- [Available data]:
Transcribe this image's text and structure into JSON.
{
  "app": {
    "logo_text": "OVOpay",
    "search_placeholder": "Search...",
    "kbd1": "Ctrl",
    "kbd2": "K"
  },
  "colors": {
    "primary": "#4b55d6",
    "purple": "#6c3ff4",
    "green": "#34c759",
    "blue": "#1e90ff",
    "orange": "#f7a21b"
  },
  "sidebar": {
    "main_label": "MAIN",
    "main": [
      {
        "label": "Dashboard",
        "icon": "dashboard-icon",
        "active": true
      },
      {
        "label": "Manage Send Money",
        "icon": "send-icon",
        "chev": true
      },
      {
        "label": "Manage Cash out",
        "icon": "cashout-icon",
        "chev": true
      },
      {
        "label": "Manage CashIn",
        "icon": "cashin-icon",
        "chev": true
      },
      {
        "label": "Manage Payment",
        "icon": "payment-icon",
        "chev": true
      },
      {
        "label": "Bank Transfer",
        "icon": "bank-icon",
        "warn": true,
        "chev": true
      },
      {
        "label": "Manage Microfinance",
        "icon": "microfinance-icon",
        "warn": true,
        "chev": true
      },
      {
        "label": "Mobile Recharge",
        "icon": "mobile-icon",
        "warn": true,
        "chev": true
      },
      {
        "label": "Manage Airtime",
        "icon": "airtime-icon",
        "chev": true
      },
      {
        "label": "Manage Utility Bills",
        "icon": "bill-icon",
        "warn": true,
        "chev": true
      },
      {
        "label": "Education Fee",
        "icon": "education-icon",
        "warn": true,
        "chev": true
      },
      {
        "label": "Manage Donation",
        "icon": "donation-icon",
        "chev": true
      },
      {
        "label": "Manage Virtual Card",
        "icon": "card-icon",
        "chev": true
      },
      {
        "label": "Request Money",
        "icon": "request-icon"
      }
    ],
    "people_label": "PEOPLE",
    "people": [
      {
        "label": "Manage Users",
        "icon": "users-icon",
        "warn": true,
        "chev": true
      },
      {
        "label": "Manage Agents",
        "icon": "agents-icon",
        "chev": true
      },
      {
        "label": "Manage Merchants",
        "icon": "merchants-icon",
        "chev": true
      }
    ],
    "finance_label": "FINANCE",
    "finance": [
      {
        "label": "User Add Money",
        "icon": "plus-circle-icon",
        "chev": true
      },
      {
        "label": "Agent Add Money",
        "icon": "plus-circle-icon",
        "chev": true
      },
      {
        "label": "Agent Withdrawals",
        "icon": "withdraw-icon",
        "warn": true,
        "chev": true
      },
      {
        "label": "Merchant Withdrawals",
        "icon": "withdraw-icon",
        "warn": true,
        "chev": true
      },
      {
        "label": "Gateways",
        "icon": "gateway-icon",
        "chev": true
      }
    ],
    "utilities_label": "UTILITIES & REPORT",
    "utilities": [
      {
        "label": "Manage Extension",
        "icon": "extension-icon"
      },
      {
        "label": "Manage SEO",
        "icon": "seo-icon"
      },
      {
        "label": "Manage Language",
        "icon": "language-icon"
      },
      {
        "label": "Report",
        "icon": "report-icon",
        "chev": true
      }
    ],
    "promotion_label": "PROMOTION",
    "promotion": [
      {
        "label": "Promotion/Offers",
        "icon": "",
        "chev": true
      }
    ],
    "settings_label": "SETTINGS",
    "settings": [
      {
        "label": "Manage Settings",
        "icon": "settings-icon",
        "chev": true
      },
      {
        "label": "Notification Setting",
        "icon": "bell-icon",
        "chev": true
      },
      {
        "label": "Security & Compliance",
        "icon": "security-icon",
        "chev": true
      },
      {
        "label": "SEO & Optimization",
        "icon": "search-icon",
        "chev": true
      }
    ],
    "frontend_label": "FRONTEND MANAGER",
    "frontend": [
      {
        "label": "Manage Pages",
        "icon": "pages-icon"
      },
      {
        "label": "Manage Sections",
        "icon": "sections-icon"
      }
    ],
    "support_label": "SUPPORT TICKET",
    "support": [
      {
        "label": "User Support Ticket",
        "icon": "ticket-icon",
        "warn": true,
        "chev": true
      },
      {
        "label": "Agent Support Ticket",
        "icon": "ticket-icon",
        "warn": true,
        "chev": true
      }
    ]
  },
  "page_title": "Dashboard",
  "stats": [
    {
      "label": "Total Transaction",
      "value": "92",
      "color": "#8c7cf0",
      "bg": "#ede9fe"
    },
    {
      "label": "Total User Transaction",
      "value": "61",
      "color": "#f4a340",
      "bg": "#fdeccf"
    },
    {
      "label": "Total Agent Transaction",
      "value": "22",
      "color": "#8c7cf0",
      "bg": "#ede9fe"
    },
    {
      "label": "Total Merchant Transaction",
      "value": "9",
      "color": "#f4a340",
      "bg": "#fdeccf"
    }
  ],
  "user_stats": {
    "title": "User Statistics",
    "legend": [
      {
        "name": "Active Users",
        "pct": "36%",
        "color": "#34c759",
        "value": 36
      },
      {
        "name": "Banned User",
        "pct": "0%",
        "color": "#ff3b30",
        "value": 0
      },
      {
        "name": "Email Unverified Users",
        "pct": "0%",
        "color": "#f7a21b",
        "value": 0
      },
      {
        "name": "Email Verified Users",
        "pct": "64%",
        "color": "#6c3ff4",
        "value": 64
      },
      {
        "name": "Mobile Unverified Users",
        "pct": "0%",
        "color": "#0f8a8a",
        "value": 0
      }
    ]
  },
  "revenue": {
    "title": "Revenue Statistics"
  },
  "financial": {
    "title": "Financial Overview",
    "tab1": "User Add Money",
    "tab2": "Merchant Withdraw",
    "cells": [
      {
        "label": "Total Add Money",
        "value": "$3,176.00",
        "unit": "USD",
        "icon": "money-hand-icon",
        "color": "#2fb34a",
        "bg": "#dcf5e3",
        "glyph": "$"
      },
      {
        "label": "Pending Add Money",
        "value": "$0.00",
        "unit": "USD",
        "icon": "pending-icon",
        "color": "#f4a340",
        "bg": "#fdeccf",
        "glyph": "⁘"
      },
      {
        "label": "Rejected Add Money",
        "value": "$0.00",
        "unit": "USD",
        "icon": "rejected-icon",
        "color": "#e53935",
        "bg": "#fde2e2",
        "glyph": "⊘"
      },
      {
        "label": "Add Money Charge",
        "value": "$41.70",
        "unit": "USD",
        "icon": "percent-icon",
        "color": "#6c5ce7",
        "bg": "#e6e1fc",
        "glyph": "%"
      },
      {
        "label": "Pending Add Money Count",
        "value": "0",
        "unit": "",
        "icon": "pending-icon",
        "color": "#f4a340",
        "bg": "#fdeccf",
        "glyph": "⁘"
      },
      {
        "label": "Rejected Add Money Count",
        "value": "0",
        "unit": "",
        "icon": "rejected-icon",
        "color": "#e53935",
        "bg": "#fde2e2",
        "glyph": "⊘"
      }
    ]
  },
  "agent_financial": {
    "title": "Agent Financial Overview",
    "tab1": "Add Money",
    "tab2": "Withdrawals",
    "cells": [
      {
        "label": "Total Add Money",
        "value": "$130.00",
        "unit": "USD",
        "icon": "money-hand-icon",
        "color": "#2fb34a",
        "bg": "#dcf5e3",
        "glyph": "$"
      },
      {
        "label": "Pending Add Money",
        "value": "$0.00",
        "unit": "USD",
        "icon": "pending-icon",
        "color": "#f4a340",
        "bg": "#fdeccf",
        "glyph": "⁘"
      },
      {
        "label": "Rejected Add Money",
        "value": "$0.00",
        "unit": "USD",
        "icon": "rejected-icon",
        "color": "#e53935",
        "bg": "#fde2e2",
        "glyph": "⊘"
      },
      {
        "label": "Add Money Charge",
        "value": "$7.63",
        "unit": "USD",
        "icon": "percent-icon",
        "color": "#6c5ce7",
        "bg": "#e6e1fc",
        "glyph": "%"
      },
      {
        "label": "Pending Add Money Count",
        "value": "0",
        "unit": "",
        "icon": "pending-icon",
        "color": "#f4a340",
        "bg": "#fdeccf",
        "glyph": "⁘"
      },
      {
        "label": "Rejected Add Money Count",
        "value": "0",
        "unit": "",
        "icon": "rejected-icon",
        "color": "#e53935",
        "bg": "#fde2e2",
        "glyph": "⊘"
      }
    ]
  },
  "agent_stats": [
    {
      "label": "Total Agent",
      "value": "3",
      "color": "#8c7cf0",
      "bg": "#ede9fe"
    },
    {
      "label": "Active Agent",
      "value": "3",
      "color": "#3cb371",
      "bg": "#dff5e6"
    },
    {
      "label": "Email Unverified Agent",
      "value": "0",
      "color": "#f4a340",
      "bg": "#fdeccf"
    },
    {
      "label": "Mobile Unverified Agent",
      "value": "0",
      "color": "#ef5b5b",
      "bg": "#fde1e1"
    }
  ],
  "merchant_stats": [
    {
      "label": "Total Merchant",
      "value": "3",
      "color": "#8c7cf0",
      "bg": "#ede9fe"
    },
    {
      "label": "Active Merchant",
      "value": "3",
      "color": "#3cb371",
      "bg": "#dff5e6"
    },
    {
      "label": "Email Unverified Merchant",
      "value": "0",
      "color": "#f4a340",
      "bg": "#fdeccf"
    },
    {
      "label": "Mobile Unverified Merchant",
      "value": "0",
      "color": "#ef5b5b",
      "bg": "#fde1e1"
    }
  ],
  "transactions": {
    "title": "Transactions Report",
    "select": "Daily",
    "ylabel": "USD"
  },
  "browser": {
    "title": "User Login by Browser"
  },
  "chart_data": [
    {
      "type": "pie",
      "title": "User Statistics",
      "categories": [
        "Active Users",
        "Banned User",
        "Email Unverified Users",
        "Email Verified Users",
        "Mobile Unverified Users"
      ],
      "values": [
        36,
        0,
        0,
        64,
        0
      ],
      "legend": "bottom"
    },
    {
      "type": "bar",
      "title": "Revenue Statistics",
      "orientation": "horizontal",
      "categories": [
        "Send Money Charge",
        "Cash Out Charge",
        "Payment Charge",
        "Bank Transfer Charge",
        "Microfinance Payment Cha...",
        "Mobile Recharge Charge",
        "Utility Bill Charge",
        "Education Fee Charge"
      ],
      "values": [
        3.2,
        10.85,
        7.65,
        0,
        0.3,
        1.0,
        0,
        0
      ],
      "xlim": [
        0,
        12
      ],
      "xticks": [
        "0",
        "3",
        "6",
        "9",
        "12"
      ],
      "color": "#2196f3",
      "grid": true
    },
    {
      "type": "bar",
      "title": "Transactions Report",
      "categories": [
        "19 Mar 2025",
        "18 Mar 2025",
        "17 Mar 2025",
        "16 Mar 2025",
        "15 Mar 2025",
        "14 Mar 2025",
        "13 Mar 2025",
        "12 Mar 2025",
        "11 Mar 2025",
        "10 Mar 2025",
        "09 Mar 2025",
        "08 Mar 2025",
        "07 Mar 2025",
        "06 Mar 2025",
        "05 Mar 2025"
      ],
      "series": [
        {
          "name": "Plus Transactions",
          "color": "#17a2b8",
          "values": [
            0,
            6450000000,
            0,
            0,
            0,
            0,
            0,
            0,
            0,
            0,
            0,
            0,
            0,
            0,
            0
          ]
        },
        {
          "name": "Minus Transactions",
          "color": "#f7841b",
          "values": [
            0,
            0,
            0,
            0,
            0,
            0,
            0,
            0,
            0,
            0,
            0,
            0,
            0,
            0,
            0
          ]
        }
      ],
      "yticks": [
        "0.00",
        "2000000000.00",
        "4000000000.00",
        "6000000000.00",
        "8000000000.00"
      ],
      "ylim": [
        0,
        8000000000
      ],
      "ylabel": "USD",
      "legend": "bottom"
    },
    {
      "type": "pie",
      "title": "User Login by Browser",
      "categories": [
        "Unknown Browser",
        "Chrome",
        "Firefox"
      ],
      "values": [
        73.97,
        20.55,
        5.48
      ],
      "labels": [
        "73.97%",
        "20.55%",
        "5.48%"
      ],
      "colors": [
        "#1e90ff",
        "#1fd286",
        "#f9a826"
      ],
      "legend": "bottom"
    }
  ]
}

- [Task objective]: Your answer should be a single number: the count of lines in the entries that contain the word "Overview".

- [Exercise output]: 2